TASK DIRECTIONS. Your task is to filter the data below down to the lines holding "olduğu".

RECORDS SUPPLIED.

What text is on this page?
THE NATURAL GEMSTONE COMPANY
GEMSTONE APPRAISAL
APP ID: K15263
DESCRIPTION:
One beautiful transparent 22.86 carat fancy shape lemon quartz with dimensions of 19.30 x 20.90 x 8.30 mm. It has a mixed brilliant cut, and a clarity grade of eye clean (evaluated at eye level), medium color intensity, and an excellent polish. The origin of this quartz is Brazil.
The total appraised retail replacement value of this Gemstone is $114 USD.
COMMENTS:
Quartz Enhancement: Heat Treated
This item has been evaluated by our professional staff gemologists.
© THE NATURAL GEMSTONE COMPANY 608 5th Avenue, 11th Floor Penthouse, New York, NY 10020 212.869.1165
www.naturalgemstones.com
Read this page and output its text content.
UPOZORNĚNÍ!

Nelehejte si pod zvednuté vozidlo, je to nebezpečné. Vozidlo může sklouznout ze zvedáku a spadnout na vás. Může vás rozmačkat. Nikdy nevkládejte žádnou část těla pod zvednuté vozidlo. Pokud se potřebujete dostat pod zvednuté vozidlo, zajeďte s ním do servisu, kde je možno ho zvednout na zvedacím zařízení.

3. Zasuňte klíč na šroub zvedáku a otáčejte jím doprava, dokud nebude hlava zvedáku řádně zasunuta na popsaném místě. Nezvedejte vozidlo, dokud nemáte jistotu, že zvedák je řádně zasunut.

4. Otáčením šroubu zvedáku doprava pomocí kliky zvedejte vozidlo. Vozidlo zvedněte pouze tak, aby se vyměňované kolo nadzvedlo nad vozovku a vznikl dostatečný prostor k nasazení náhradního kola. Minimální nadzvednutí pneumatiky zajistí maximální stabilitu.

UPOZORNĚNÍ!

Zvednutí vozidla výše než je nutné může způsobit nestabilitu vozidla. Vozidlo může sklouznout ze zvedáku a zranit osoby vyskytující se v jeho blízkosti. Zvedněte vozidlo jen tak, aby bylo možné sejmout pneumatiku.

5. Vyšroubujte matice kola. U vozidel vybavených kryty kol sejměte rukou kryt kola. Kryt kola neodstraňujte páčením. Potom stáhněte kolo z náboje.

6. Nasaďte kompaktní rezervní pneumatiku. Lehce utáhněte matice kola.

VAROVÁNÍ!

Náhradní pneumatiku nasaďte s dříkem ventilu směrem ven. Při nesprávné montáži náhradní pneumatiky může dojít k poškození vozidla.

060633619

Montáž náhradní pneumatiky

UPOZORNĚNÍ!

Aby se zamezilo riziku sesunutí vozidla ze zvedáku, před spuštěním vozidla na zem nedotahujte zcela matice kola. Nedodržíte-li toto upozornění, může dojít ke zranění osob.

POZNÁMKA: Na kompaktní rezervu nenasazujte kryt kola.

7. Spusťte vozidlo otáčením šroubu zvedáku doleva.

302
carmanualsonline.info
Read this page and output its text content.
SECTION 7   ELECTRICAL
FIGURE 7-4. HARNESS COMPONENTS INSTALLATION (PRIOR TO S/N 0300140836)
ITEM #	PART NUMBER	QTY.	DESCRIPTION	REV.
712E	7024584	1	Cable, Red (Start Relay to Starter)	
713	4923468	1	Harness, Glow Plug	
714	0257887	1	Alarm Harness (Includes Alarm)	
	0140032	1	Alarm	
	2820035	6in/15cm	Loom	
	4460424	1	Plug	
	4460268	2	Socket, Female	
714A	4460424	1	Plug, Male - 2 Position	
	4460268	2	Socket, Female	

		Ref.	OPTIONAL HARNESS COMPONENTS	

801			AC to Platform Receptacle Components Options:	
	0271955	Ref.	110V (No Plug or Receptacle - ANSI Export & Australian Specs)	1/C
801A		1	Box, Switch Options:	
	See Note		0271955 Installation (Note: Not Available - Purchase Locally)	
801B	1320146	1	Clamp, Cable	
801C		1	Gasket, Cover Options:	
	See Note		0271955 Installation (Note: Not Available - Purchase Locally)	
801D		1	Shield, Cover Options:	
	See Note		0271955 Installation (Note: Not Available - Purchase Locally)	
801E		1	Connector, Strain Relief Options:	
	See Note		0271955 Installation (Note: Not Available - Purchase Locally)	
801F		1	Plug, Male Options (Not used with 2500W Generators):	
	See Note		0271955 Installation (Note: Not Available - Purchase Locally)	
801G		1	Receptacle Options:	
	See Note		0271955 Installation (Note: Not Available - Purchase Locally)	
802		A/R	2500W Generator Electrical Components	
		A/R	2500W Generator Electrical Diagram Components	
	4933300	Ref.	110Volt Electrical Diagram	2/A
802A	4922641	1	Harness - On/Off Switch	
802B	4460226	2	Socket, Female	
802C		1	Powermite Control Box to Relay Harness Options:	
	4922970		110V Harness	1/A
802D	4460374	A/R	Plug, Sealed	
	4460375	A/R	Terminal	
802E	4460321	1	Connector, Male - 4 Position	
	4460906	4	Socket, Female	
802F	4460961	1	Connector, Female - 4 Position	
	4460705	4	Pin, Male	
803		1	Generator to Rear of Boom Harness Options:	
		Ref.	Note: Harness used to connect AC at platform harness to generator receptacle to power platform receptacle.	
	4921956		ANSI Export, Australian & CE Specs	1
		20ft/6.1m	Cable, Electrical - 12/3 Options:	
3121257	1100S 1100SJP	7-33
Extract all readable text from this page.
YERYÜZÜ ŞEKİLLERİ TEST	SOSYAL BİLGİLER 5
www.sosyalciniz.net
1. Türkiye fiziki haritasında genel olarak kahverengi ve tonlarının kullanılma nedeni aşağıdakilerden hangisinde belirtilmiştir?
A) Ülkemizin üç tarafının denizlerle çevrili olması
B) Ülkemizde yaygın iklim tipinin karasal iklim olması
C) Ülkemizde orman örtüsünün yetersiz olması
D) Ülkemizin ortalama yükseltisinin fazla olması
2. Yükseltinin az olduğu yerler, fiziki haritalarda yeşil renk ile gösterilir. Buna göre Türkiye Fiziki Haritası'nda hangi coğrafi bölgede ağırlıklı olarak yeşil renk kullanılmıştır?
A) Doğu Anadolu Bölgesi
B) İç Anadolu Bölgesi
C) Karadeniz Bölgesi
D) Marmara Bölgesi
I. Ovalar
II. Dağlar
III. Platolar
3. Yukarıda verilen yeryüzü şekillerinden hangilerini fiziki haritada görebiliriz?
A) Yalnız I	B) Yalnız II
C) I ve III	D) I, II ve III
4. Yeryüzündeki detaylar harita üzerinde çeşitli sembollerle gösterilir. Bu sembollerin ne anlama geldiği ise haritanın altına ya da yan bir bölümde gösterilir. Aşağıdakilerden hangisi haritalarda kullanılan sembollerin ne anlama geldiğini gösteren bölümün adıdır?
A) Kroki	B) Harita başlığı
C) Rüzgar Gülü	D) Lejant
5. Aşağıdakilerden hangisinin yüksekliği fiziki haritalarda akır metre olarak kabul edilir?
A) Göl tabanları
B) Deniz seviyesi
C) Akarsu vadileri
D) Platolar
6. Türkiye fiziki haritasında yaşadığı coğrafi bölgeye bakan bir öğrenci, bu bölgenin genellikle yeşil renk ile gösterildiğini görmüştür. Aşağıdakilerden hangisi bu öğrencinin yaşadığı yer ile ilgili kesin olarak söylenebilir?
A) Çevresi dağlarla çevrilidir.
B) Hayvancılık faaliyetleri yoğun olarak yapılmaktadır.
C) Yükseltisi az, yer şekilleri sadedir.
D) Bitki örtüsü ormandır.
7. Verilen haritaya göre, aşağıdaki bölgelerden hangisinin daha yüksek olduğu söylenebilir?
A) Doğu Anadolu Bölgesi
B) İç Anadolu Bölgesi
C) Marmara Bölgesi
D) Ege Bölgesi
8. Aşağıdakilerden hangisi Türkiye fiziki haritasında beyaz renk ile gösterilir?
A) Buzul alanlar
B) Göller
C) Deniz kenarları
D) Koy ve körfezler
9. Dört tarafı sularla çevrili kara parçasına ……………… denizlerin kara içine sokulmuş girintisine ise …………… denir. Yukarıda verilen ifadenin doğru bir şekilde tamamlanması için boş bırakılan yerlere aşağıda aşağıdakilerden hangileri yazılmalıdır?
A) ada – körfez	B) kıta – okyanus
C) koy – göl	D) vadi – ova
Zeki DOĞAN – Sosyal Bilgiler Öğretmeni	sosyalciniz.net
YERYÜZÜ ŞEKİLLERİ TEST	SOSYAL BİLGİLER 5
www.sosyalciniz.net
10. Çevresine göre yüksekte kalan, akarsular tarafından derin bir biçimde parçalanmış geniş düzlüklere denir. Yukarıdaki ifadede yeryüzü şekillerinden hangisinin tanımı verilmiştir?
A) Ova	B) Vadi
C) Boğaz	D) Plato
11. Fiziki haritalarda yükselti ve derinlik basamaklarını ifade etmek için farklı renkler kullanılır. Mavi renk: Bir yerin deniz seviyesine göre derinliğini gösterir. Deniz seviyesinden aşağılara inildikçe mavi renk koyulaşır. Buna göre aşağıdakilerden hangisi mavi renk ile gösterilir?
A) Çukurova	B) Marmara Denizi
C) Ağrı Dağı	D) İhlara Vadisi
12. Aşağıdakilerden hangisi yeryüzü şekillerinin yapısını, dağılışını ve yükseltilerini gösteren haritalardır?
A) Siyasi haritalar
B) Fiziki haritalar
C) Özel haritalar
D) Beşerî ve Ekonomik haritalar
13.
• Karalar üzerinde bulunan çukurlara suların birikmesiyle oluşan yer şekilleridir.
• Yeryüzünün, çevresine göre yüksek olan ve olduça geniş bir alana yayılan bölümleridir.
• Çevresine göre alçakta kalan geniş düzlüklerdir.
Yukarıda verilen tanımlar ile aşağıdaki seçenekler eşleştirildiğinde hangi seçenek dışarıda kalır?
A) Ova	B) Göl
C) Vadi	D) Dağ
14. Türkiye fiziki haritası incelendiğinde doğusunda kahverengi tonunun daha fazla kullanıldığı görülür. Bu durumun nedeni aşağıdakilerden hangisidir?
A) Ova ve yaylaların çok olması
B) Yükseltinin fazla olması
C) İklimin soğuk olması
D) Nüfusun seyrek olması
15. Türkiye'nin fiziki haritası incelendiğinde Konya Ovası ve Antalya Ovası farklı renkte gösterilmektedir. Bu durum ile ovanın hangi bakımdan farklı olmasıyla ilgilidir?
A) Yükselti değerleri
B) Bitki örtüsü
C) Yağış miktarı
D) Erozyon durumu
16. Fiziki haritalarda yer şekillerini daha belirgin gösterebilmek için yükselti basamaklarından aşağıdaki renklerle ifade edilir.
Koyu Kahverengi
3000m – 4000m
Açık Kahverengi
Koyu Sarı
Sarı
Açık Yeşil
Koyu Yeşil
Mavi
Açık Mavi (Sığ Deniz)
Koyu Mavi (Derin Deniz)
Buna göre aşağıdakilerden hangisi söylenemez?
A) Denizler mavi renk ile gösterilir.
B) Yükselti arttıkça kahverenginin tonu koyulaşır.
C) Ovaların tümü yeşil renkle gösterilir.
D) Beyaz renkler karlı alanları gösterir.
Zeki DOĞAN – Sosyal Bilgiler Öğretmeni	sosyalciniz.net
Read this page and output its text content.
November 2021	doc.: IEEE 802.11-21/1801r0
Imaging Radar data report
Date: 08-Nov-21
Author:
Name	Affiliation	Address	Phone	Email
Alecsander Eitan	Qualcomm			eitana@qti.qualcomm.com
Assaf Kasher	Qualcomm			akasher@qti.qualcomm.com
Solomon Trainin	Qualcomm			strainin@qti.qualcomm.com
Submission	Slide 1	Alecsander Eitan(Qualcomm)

REPLY.
2. Yükseltinin az olduğu yerler, fiziki haritalarda yeşil renk ile gösterilir. Buna göre Türkiye Fiziki Haritası'nda hangi coğrafi bölgede ağırlıklı olarak yeşil renk kullanılmıştır?
7. Verilen haritaya göre, aşağıdaki bölgelerden hangisinin daha yüksek olduğu söylenebilir?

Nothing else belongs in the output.